Written tasks:
1. Can you retype the Joel McHale article word for word from "Or as anyone" to "and cheeky footnotes."?
2. What does the Joel McHale article say the new memoir comes with? List every item.
3. Could you proceed with the Joel McHale article, picking up after its last sentence?
[BEGIN Document text]
Consider the aggrieved reporter at this summer’s Television Critics Association conference, who during the “Great Indoors” session told its producers and stars, “You come out here and you are, like, ‘Ha-ha. Millennials are so sensitive and PC,'” then wailed, “That’s so negative!”
And consider some early reviews of the show, which McHale, during a recent interview, addresses with a wry smile: “They say we’re making fun of millennials. But the show is about THREE generations, all working together! Everyone’s making fun of EVERYONE!
“I find it funny that people are getting upset,” he says, “especially millennials upset for being portrayed as sensitive.”
McHale has a rapid-fire, snark-marinated delivery, as anyone knows from his 12-year run as host of E! network’s “The Soup.”
Or as anyone will rediscover after picking up his waggish new memoir-and-self-help-guide, “Thanks for the Money — How to Use My Life Story to Become the Best Joel McHale You Can Be” (G.P. Putnam’s Sons). It comes with illustrations, quizzes, listicles and cheeky footnotes.
[END Document text]
[BEGIN Items]
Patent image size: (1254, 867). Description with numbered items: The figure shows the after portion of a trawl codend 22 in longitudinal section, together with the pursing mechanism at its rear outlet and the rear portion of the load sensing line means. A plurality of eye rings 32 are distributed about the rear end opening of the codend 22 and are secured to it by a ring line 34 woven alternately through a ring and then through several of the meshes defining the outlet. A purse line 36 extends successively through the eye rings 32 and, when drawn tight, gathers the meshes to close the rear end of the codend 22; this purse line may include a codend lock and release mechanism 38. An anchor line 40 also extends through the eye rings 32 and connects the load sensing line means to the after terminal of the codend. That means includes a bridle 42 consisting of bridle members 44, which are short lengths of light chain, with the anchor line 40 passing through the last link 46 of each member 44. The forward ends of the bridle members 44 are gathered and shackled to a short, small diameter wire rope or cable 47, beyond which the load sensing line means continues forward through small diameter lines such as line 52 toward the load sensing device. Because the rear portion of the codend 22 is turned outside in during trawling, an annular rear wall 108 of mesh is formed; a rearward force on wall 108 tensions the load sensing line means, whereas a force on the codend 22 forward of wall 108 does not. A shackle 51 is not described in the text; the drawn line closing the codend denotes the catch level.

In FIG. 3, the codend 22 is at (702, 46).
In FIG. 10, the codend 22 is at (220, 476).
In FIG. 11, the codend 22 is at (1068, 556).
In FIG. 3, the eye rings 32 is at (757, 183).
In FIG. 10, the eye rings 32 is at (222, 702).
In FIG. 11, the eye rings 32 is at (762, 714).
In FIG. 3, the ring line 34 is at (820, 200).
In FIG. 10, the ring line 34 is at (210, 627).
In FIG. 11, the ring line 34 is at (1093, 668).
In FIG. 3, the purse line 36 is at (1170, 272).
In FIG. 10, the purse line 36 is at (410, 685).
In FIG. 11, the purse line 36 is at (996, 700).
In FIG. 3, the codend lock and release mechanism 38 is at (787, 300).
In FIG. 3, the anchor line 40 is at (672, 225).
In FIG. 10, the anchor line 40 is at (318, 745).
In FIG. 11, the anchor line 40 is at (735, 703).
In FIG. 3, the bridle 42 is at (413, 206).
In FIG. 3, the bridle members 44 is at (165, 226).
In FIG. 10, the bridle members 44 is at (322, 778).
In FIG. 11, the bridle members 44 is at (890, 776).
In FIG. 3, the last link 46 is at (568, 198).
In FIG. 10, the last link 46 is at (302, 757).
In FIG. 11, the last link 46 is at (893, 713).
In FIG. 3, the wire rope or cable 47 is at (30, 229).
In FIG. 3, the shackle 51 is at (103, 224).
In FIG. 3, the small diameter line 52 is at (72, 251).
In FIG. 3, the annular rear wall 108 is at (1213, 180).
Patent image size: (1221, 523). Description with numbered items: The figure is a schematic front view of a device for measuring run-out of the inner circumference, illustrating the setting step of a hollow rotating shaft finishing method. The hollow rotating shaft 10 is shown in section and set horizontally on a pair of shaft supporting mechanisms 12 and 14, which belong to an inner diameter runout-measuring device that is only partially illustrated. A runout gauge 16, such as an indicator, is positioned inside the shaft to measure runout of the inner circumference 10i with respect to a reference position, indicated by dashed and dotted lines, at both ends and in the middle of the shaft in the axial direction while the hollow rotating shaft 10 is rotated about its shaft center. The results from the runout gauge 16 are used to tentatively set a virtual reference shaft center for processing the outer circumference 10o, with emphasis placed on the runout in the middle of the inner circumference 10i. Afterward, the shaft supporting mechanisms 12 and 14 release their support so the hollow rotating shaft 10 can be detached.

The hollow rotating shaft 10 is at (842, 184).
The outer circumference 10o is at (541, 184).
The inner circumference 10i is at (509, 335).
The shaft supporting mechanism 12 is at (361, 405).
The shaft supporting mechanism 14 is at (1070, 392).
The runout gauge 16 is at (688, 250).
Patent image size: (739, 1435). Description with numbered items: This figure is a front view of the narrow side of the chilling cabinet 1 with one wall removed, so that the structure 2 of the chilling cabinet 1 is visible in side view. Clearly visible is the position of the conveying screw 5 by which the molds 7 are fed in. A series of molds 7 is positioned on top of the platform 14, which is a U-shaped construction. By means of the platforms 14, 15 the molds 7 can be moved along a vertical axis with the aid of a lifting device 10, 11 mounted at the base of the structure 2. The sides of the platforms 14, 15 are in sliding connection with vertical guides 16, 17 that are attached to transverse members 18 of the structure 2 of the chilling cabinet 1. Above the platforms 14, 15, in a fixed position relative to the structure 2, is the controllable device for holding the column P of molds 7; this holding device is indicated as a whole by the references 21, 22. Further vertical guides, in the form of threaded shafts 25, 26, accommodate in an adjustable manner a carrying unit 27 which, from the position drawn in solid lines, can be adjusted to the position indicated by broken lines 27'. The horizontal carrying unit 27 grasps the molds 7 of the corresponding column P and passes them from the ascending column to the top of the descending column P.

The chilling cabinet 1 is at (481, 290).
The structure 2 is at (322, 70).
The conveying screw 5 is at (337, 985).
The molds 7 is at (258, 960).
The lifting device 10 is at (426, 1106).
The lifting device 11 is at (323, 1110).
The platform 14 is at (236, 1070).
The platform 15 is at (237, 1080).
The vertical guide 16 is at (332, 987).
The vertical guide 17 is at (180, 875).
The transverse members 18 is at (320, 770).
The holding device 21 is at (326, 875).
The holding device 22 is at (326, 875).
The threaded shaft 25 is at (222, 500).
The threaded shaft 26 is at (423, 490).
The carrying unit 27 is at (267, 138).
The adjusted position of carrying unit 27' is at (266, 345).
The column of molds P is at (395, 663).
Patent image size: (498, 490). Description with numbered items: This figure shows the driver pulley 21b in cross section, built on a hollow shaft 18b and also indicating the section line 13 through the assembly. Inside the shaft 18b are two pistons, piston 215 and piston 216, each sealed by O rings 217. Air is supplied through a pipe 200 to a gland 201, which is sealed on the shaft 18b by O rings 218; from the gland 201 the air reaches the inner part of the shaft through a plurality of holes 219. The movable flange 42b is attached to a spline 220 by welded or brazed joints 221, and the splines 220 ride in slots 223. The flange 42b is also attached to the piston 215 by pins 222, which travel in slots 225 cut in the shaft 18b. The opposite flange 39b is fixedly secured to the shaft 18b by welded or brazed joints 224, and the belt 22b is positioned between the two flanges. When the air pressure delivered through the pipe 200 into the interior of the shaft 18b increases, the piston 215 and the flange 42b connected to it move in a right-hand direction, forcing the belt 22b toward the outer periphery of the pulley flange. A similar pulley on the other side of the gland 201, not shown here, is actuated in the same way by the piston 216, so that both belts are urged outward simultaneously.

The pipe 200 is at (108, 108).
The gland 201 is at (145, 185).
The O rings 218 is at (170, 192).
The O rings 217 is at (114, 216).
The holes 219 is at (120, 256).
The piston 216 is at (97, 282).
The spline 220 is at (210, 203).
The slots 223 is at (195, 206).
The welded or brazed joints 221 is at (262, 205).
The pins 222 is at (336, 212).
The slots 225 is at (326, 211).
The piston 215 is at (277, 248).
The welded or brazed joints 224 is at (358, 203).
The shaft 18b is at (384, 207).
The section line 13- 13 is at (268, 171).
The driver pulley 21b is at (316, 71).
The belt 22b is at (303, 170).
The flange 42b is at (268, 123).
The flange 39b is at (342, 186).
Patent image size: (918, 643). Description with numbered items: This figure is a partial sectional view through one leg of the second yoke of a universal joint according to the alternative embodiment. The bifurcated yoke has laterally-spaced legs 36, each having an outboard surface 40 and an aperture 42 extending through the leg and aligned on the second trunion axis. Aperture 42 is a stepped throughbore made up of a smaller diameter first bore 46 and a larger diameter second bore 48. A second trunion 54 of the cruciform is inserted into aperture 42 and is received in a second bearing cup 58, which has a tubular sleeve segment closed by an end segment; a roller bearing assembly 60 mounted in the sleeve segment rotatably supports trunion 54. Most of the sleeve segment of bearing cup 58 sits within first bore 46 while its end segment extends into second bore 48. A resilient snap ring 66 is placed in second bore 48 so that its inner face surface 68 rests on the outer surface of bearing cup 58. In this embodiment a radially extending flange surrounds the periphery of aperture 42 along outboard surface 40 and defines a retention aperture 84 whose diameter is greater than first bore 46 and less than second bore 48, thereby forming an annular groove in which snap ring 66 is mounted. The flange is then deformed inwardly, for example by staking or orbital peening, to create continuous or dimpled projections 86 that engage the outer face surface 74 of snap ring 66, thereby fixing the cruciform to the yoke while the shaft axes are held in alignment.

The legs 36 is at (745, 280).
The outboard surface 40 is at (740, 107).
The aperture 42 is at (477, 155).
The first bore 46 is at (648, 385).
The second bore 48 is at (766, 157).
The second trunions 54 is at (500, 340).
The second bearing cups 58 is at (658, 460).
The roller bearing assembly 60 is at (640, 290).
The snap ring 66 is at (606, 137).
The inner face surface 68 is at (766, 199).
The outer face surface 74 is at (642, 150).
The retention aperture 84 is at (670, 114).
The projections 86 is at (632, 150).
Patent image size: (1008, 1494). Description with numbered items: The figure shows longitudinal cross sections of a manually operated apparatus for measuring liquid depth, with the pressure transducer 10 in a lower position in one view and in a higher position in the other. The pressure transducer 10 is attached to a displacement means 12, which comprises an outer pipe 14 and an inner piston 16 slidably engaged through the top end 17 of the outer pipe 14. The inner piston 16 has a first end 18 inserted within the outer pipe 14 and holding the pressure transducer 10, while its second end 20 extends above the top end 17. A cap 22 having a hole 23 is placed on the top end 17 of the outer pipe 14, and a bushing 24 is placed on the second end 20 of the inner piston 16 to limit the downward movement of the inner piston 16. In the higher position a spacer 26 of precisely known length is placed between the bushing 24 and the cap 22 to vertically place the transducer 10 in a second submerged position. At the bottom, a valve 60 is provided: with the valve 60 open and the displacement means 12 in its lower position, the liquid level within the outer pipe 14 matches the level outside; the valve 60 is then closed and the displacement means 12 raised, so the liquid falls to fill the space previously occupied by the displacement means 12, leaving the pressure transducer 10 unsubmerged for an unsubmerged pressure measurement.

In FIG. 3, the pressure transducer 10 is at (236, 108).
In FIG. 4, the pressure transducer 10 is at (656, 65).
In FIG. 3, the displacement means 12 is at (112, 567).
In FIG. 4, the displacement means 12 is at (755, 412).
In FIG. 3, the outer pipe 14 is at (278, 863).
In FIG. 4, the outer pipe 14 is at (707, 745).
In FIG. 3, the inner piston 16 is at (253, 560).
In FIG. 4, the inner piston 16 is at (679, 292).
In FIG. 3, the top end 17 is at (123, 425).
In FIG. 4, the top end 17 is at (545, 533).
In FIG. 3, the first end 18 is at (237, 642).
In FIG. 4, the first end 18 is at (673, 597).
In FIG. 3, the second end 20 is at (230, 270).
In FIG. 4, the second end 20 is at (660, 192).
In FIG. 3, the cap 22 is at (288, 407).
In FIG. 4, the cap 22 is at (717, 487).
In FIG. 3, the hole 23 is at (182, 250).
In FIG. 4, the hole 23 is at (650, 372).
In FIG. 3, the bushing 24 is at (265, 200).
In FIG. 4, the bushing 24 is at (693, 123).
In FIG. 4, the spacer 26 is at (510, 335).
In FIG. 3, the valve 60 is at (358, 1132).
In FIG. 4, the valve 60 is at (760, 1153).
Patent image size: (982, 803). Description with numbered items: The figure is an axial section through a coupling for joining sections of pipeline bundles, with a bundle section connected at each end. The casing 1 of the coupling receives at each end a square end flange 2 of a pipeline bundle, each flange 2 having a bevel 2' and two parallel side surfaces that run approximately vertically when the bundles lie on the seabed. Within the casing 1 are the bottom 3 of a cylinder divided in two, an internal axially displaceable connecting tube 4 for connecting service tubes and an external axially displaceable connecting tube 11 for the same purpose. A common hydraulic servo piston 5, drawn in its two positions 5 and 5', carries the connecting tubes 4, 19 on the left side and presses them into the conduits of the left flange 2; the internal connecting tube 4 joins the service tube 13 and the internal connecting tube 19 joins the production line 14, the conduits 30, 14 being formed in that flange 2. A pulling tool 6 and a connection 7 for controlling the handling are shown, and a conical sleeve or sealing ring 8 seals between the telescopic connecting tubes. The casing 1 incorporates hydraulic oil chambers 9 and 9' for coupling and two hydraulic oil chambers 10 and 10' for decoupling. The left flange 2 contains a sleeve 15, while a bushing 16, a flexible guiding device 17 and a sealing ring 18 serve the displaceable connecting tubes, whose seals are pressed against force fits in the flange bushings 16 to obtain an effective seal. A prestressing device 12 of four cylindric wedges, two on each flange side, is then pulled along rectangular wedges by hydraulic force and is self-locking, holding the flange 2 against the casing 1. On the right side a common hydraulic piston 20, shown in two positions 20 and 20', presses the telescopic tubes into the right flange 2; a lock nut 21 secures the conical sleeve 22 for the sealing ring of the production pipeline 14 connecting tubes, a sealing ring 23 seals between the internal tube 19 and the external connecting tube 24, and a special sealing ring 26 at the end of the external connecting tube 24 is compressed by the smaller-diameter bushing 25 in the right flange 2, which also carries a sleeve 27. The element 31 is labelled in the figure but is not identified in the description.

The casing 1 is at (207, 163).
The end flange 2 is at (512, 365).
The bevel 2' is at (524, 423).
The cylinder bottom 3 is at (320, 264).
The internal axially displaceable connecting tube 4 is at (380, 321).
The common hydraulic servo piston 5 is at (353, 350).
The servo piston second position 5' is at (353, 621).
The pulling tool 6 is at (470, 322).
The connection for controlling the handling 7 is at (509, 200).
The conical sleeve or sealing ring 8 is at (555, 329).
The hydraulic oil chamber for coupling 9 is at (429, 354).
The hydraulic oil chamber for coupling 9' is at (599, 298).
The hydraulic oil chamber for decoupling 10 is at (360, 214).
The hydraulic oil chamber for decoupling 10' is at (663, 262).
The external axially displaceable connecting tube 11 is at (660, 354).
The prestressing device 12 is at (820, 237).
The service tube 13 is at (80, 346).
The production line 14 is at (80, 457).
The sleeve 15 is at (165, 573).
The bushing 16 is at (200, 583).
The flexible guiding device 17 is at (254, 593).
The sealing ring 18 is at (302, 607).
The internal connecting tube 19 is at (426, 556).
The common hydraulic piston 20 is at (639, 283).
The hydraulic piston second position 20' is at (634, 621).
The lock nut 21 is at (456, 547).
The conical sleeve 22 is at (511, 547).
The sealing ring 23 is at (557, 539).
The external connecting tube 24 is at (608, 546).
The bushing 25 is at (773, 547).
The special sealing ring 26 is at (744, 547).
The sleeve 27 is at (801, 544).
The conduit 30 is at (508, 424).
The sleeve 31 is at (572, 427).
[END Items]
Task answers:
1.
Or as anyone will rediscover after picking up his waggish new memoir-and-self-help-guide, “Thanks for the Money — How to Use My Life Story to Become the Best Joel McHale You Can Be” (G.P. Putnam’s Sons). It comes with illustrations, quizzes, listicles and cheeky footnotes.

2. illustrations, quizzes, listicles, cheeky footnotes

3.
His reason for writing it, he drolly explains in its opening pages, is to pay for improvements to his home swimming pool, which, to his shame, initially lacked a deep end.
Was there any other reason he put pen to paper?
“A Jacuzzi,” he replies, then corrects himself: “Hot tub; Jacuzzi is a brand.” Perhaps reflecting his certainty the book will sell, the hot tub installation and pool-deepening are already taken care of, as the book (spoiler alert!) indicates in its final paragraphs.
Very shrewd: A new TV series and a new book arriving in sync — “or, as they say in the Old West, sime-yu-tay-nee-ussly,” McHale drawls with a look of satisfaction. “We put it all together into one huge scrumptious wedding buffet.”
And, for the very last time, people: He doesn’t hate millennials! That’s just a sad misconception.
And not the first one. Consider “Community” (his cult comedy hit that aired five seasons on NBC, then another on Yahoo, from 2009 to 20015). It was first greeted by some critics, says McHale, “as ‘just a bunch of reference humor with people sitting around a table.’ Yeah, that’s the FIRST episode! But don’t worry! There will be others and they’ll be about other things.”
Another misunderstanding: People thinking that the characters he plays reflect his own life.
When he was playing Jeff Winger on “Community,” he says, “People were like, ‘That’s just you.’ Well, I’m married with kids. Jeff Winger is a womanizing narcissistic lawyer who’s stuck at a community college. So, no, that’s NOT me.”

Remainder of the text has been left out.